- [Dataset records]:
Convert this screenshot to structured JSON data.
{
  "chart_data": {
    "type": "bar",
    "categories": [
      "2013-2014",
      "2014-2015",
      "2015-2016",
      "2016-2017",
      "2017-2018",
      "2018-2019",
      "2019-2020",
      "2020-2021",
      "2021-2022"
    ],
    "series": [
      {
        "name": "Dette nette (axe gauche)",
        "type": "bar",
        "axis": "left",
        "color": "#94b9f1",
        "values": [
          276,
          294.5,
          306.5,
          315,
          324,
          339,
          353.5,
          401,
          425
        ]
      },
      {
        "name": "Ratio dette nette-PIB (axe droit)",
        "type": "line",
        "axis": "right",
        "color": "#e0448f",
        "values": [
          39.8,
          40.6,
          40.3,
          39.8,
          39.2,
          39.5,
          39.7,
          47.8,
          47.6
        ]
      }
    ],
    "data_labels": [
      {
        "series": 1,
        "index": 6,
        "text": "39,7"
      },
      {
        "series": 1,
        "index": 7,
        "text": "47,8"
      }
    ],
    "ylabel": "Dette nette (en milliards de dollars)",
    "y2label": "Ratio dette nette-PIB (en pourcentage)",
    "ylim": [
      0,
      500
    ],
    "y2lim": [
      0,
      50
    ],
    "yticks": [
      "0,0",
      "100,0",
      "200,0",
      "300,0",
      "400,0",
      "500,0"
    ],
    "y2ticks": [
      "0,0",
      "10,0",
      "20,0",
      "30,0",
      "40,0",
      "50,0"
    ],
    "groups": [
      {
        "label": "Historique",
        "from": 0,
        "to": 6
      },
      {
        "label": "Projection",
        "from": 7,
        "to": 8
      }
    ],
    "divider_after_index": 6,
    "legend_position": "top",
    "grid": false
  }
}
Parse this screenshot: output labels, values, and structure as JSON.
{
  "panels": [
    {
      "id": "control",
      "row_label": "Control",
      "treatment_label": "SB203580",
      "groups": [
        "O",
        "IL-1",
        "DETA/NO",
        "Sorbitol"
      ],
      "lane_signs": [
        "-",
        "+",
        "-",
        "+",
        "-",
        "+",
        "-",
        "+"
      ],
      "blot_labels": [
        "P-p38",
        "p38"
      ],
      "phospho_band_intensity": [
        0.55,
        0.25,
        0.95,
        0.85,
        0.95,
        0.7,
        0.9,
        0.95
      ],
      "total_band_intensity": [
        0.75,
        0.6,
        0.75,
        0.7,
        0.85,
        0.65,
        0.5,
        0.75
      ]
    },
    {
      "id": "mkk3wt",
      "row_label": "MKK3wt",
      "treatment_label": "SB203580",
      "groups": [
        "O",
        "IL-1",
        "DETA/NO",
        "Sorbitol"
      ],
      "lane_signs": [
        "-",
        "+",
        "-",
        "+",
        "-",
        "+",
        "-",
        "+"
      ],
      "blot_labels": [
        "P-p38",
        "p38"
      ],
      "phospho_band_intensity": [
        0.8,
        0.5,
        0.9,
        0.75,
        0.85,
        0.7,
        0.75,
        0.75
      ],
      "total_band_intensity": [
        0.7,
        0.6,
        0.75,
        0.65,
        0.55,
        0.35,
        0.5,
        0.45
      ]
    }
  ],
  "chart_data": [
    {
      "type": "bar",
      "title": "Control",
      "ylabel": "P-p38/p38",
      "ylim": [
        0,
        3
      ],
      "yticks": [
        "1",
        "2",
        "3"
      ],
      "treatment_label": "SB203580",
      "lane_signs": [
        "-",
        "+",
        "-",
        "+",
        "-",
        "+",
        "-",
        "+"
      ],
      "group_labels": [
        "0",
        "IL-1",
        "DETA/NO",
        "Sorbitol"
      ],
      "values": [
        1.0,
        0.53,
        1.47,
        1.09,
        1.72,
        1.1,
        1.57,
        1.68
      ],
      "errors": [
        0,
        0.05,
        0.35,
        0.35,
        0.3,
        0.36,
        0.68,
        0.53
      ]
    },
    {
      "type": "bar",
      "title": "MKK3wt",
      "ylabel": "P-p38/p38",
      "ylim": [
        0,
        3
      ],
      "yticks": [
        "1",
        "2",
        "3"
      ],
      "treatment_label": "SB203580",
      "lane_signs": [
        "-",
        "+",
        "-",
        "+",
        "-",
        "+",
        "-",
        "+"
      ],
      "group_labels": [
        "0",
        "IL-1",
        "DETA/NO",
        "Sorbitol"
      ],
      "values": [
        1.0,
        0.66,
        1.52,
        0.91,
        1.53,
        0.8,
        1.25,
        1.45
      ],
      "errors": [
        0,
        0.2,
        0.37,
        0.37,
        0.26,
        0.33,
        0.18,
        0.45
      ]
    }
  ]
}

- [Aim]: Print the material verbatim, all of it.

- [Exercise result]:
Convert this screenshot to structured JSON data.
{
  "chart_data": {
    "type": "bar",
    "categories": [
      "2013-2014",
      "2014-2015",
      "2015-2016",
      "2016-2017",
      "2017-2018",
      "2018-2019",
      "2019-2020",
      "2020-2021",
      "2021-2022"
    ],
    "series": [
      {
        "name": "Dette nette (axe gauche)",
        "type": "bar",
        "axis": "left",
        "color": "#94b9f1",
        "values": [
          276,
          294.5,
          306.5,
          315,
          324,
          339,
          353.5,
          401,
          425
        ]
      },
      {
        "name": "Ratio dette nette-PIB (axe droit)",
        "type": "line",
        "axis": "right",
        "color": "#e0448f",
        "values": [
          39.8,
          40.6,
          40.3,
          39.8,
          39.2,
          39.5,
          39.7,
          47.8,
          47.6
        ]
      }
    ],
    "data_labels": [
      {
        "series": 1,
        "index": 6,
        "text": "39,7"
      },
      {
        "series": 1,
        "index": 7,
        "text": "47,8"
      }
    ],
    "ylabel": "Dette nette (en milliards de dollars)",
    "y2label": "Ratio dette nette-PIB (en pourcentage)",
    "ylim": [
      0,
      500
    ],
    "y2lim": [
      0,
      50
    ],
    "yticks": [
      "0,0",
      "100,0",
      "200,0",
      "300,0",
      "400,0",
      "500,0"
    ],
    "y2ticks": [
      "0,0",
      "10,0",
      "20,0",
      "30,0",
      "40,0",
      "50,0"
    ],
    "groups": [
      {
        "label": "Historique",
        "from": 0,
        "to": 6
      },
      {
        "label": "Projection",
        "from": 7,
        "to": 8
      }
    ],
    "divider_after_index": 6,
    "legend_position": "top",
    "grid": false
  }
}
Parse this screenshot: output labels, values, and structure as JSON.
{
  "panels": [
    {
      "id": "control",
      "row_label": "Control",
      "treatment_label": "SB203580",
      "groups": [
        "O",
        "IL-1",
        "DETA/NO",
        "Sorbitol"
      ],
      "lane_signs": [
        "-",
        "+",
        "-",
        "+",
        "-",
        "+",
        "-",
        "+"
      ],
      "blot_labels": [
        "P-p38",
        "p38"
      ],
      "phospho_band_intensity": [
        0.55,
        0.25,
        0.95,
        0.85,
        0.95,
        0.7,
        0.9,
        0.95
      ],
      "total_band_intensity": [
        0.75,
        0.6,
        0.75,
        0.7,
        0.85,
        0.65,
        0.5,
        0.75
      ]
    },
    {
      "id": "mkk3wt",
      "row_label": "MKK3wt",
      "treatment_label": "SB203580",
      "groups": [
        "O",
        "IL-1",
        "DETA/NO",
        "Sorbitol"
      ],
      "lane_signs": [
        "-",
        "+",
        "-",
        "+",
        "-",
        "+",
        "-",
        "+"
      ],
      "blot_labels": [
        "P-p38",
        "p38"
      ],
      "phospho_band_intensity": [
        0.8,
        0.5,
        0.9,
        0.75,
        0.85,
        0.7,
        0.75,
        0.75
      ],
      "total_band_intensity": [
        0.7,
        0.6,
        0.75,
        0.65,
        0.55,
        0.35,
        0.5,
        0.45
      ]
    }
  ],
  "chart_data": [
    {
      "type": "bar",
      "title": "Control",
      "ylabel": "P-p38/p38",
      "ylim": [
        0,
        3
      ],
      "yticks": [
        "1",
        "2",
        "3"
      ],
      "treatment_label": "SB203580",
      "lane_signs": [
        "-",
        "+",
        "-",
        "+",
        "-",
        "+",
        "-",
        "+"
      ],
      "group_labels": [
        "0",
        "IL-1",
        "DETA/NO",
        "Sorbitol"
      ],
      "values": [
        1.0,
        0.53,
        1.47,
        1.09,
        1.72,
        1.1,
        1.57,
        1.68
      ],
      "errors": [
        0,
        0.05,
        0.35,
        0.35,
        0.3,
        0.36,
        0.68,
        0.53
      ]
    },
    {
      "type": "bar",
      "title": "MKK3wt",
      "ylabel": "P-p38/p38",
      "ylim": [
        0,
        3
      ],
      "yticks": [
        "1",
        "2",
        "3"
      ],
      "treatment_label": "SB203580",
      "lane_signs": [
        "-",
        "+",
        "-",
        "+",
        "-",
        "+",
        "-",
        "+"
      ],
      "group_labels": [
        "0",
        "IL-1",
        "DETA/NO",
        "Sorbitol"
      ],
      "values": [
        1.0,
        0.66,
        1.52,
        0.91,
        1.53,
        0.8,
        1.25,
        1.45
      ],
      "errors": [
        0,
        0.2,
        0.37,
        0.37,
        0.26,
        0.33,
        0.18,
        0.45
      ]
    }
  ]
}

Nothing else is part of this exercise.